== Given data ==
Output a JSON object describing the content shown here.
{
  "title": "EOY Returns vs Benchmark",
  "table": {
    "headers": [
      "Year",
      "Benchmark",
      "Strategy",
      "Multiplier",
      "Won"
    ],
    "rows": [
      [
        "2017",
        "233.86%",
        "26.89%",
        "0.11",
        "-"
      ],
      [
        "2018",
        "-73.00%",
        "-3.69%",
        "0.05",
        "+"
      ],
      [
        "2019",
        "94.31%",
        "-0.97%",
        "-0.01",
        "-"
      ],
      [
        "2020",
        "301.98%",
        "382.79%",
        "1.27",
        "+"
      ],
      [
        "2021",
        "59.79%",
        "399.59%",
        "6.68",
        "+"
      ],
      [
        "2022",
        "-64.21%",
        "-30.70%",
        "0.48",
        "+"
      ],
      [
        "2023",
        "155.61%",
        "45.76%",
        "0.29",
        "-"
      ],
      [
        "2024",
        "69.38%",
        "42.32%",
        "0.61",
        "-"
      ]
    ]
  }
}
===
◆ To do
Please output every record, keeping each line exact.

◆ Output of the task
Output a JSON object describing the content shown here.
{
  "title": "EOY Returns vs Benchmark",
  "table": {
    "headers": [
      "Year",
      "Benchmark",
      "Strategy",
      "Multiplier",
      "Won"
    ],
    "rows": [
      [
        "2017",
        "233.86%",
        "26.89%",
        "0.11",
        "-"
      ],
      [
        "2018",
        "-73.00%",
        "-3.69%",
        "0.05",
        "+"
      ],
      [
        "2019",
        "94.31%",
        "-0.97%",
        "-0.01",
        "-"
      ],
      [
        "2020",
        "301.98%",
        "382.79%",
        "1.27",
        "+"
      ],
      [
        "2021",
        "59.79%",
        "399.59%",
        "6.68",
        "+"
      ],
      [
        "2022",
        "-64.21%",
        "-30.70%",
        "0.48",
        "+"
      ],
      [
        "2023",
        "155.61%",
        "45.76%",
        "0.29",
        "-"
      ],
      [
        "2024",
        "69.38%",
        "42.32%",
        "0.61",
        "-"
      ]
    ]
  }
}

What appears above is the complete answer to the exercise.